*Instruction*
Every line that contains the word "Частная" should be copied out.

(Raw records)
____

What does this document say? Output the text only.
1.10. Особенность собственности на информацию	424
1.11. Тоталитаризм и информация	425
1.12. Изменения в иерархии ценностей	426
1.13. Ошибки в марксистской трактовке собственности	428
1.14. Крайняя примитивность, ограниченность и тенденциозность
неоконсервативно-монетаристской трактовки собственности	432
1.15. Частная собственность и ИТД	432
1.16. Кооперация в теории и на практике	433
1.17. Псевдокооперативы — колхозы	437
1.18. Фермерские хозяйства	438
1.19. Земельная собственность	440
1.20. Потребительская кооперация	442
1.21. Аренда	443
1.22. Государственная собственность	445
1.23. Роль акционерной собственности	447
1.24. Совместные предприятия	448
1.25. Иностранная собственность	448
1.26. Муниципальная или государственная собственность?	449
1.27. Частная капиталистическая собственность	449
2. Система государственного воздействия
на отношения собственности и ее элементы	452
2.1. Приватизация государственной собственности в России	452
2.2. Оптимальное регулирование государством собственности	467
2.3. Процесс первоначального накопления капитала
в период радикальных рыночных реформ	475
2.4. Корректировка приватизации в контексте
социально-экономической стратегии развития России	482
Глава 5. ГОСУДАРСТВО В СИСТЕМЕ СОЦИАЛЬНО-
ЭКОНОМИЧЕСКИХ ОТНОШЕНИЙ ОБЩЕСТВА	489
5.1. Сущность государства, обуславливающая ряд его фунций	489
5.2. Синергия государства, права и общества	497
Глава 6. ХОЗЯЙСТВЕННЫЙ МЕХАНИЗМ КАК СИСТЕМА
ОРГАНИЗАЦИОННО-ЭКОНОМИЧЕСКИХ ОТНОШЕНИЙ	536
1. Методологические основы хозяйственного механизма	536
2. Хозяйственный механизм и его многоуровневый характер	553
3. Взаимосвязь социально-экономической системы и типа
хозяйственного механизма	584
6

____

*Exercise response*
1.15. Частная собственность и ИТД	432
1.27. Частная капиталистическая собственность	449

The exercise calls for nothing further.